• _Task description_
Gather every line from the entries below that includes "जनवर".

• _Input_
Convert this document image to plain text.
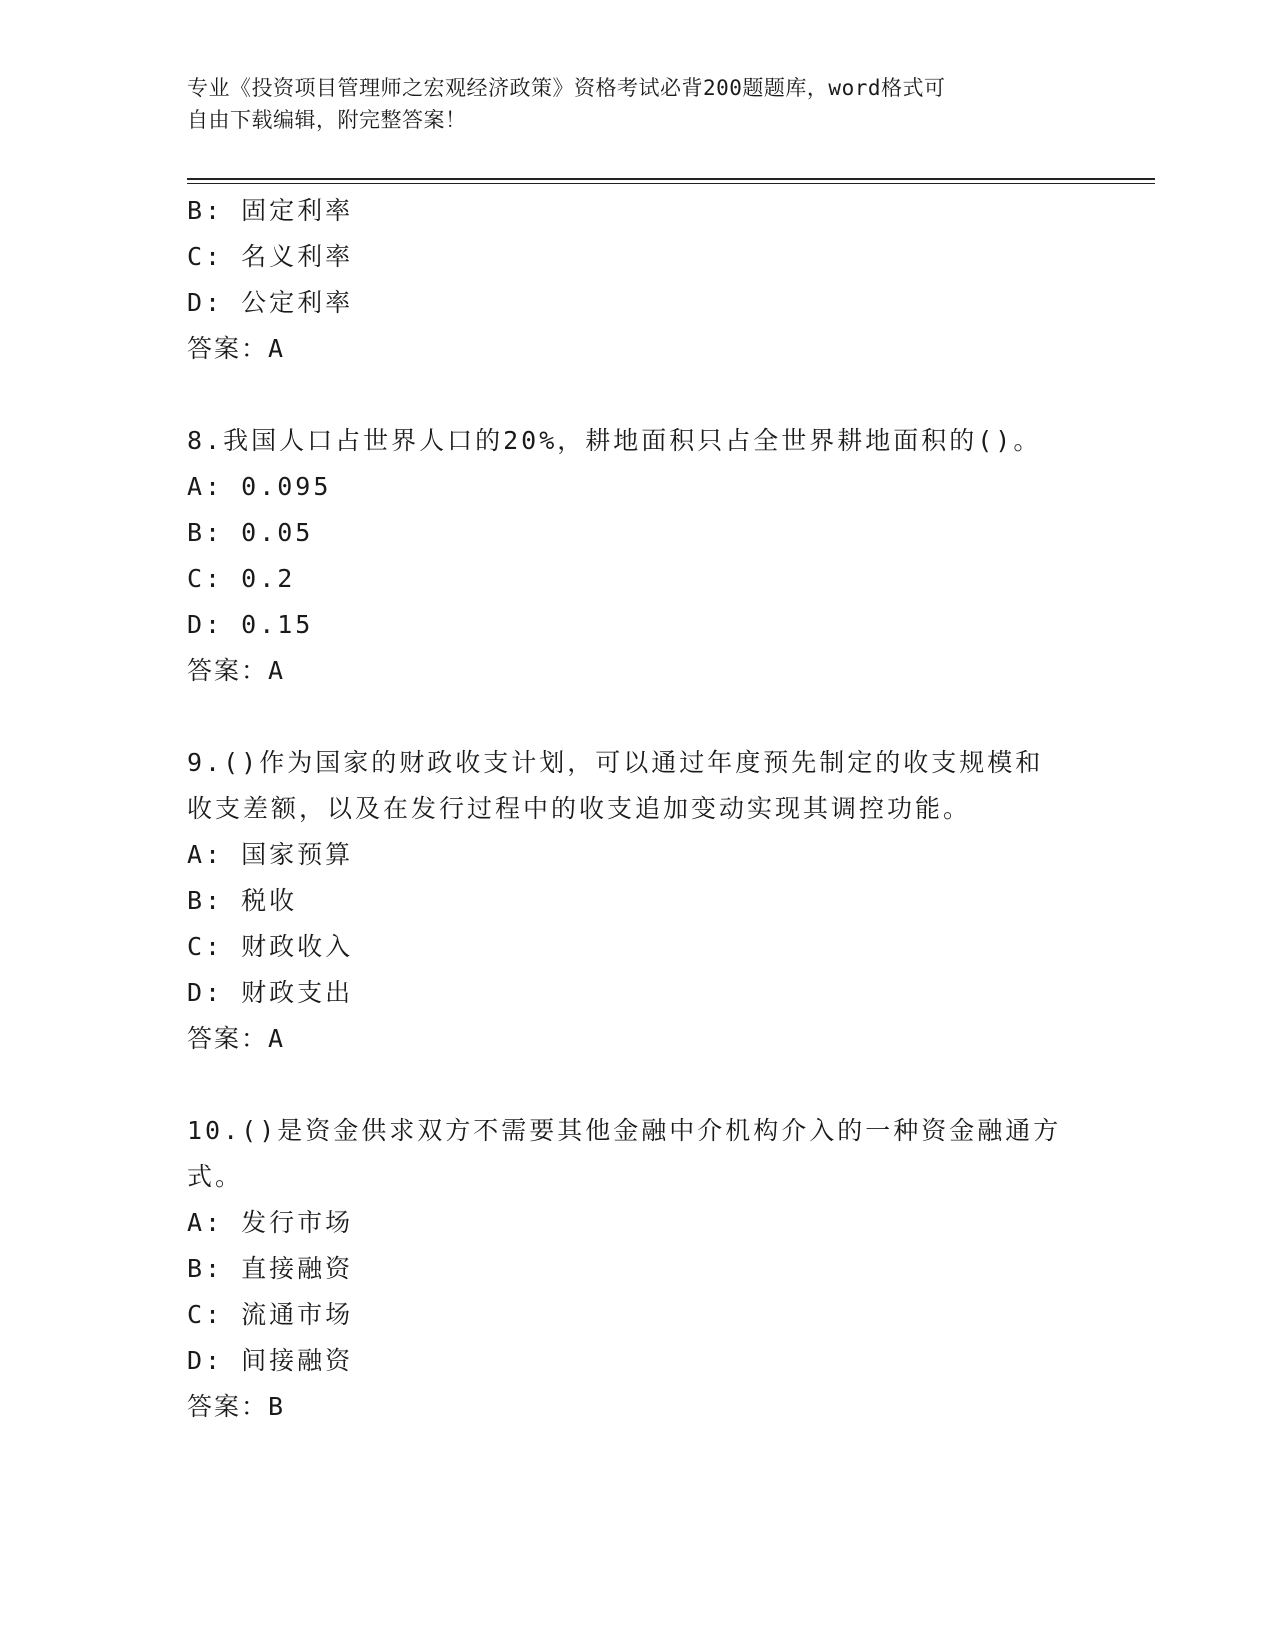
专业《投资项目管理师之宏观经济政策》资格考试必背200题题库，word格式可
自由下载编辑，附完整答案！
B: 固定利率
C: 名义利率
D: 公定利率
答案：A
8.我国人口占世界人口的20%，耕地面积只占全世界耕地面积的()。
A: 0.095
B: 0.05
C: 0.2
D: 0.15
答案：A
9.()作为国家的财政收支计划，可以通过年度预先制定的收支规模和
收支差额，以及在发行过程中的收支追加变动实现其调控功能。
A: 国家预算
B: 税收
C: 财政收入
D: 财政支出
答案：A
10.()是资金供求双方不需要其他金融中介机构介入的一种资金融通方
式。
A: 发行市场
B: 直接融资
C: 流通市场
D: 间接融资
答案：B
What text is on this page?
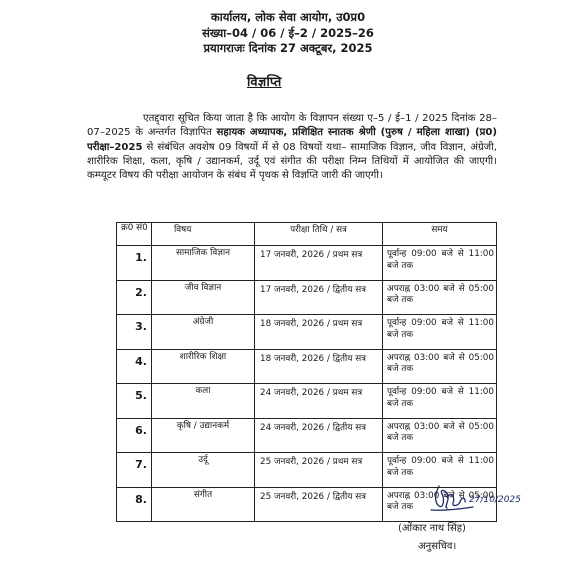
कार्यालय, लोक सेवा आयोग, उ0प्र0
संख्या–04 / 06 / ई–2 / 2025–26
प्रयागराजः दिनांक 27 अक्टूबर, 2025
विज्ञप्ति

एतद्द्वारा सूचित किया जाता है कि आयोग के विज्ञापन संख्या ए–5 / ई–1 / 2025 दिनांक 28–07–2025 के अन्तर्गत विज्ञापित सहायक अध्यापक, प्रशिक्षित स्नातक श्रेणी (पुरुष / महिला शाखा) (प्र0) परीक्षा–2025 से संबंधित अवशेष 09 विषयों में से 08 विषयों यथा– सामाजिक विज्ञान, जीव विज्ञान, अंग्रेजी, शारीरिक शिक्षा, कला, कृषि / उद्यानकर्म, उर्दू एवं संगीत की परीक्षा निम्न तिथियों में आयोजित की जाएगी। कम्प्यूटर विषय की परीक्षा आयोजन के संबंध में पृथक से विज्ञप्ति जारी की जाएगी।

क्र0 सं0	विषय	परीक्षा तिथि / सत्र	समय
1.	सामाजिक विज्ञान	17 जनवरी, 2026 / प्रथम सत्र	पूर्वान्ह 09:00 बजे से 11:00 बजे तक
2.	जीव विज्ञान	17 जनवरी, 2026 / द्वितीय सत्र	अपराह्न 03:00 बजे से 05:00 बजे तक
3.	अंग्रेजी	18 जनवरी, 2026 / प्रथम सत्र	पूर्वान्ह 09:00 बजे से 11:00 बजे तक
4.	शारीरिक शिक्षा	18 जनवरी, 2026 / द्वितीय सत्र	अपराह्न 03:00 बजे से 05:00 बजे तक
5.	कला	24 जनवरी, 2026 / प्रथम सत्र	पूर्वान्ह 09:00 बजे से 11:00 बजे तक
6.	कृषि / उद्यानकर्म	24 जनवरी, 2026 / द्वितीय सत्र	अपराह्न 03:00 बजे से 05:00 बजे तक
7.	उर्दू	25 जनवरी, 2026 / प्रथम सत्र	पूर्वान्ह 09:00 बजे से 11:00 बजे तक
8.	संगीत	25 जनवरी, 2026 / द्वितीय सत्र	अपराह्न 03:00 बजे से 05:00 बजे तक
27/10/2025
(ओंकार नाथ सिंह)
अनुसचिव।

* * *

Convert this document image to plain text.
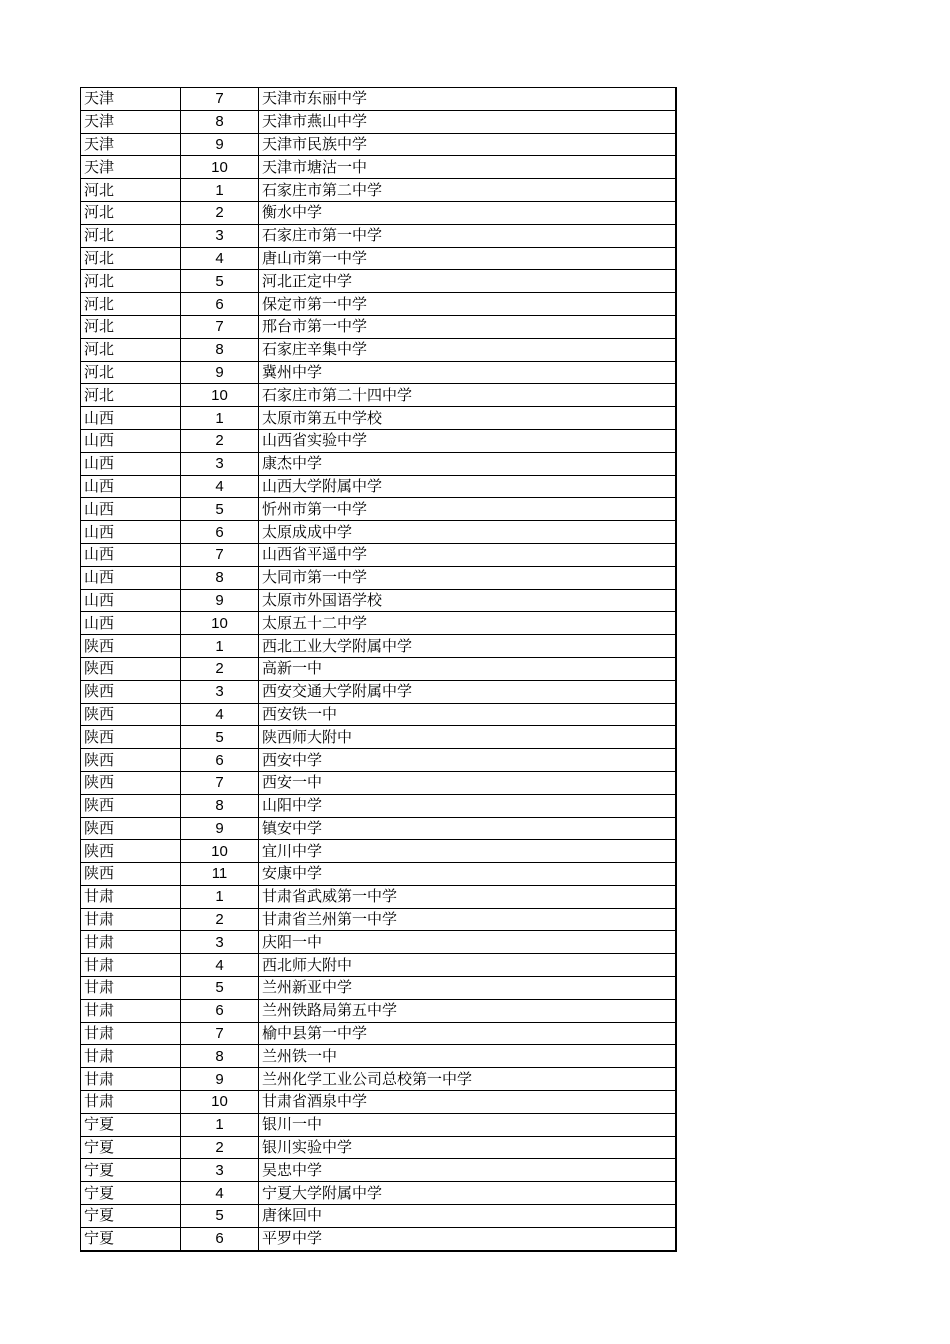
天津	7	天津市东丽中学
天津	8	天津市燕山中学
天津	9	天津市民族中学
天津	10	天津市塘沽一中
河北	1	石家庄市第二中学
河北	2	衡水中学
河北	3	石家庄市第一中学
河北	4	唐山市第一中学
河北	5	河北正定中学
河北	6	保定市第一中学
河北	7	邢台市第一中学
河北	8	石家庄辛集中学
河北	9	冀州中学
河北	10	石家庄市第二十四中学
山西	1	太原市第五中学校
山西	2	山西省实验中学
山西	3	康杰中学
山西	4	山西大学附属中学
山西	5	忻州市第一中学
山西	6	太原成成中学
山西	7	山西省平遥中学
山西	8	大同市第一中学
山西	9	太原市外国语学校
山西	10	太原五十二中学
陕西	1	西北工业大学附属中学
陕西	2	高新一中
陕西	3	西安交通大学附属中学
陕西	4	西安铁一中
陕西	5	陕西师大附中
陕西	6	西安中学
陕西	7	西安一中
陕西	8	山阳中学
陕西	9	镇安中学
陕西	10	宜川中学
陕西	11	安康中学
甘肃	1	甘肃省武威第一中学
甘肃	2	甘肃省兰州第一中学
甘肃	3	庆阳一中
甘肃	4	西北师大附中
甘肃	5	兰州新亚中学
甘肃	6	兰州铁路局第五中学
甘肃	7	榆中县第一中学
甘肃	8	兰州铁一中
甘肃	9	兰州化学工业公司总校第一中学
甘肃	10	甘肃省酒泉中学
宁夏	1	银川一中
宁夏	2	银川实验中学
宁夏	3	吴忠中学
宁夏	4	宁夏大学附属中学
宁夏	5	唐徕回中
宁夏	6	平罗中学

• _Result of this task_
1.	सामाजिक विज्ञान	17 जनवरी, 2026 / प्रथम सत्र	पूर्वान्ह 09:00 बजे से 11:00 बजे तक
2.	जीव विज्ञान	17 जनवरी, 2026 / द्वितीय सत्र	अपराह्न 03:00 बजे से 05:00 बजे तक
3.	अंग्रेजी	18 जनवरी, 2026 / प्रथम सत्र	पूर्वान्ह 09:00 बजे से 11:00 बजे तक
4.	शारीरिक शिक्षा	18 जनवरी, 2026 / द्वितीय सत्र	अपराह्न 03:00 बजे से 05:00 बजे तक
5.	कला	24 जनवरी, 2026 / प्रथम सत्र	पूर्वान्ह 09:00 बजे से 11:00 बजे तक
6.	कृषि / उद्यानकर्म	24 जनवरी, 2026 / द्वितीय सत्र	अपराह्न 03:00 बजे से 05:00 बजे तक
7.	उर्दू	25 जनवरी, 2026 / प्रथम सत्र	पूर्वान्ह 09:00 बजे से 11:00 बजे तक
8.	संगीत	25 जनवरी, 2026 / द्वितीय सत्र	अपराह्न 03:00 बजे से 05:00 बजे तक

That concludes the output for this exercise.